▸ PROBLEM TO SOLVE
Work out how many lines contain "JSON". Reply with the count alone.
☆ ☆ ☆ ☆
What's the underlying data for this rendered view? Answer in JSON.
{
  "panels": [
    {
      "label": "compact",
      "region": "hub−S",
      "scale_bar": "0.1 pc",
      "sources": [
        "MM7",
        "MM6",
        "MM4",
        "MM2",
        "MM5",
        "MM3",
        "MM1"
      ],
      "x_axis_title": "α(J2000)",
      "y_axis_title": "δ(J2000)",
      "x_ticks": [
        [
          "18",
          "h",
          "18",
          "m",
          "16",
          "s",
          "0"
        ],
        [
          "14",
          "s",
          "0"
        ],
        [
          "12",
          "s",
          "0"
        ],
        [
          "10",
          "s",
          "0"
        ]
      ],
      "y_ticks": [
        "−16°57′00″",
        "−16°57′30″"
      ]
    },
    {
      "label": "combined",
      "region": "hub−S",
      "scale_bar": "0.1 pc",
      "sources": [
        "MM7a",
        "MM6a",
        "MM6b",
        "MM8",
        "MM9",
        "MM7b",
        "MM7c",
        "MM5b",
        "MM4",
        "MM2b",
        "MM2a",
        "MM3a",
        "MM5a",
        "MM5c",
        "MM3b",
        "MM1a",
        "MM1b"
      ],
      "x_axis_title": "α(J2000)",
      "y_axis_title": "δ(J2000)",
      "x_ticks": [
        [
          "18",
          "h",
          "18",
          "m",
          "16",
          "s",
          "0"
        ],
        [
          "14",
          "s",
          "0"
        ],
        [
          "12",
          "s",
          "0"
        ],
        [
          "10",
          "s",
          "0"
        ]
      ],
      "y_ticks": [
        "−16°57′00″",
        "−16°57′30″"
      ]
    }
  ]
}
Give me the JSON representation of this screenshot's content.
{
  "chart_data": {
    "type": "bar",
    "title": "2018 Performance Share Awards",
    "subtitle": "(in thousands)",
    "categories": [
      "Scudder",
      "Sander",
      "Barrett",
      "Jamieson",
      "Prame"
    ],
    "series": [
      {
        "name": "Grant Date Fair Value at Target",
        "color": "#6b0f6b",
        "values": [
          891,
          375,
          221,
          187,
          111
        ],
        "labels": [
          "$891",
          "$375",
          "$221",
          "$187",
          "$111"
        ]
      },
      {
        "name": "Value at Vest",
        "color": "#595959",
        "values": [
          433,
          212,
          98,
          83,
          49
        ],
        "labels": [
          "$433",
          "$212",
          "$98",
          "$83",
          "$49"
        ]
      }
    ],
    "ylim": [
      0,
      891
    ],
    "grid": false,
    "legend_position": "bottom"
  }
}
☆ ☆ ☆ ☆
▸ FINAL RESULT
2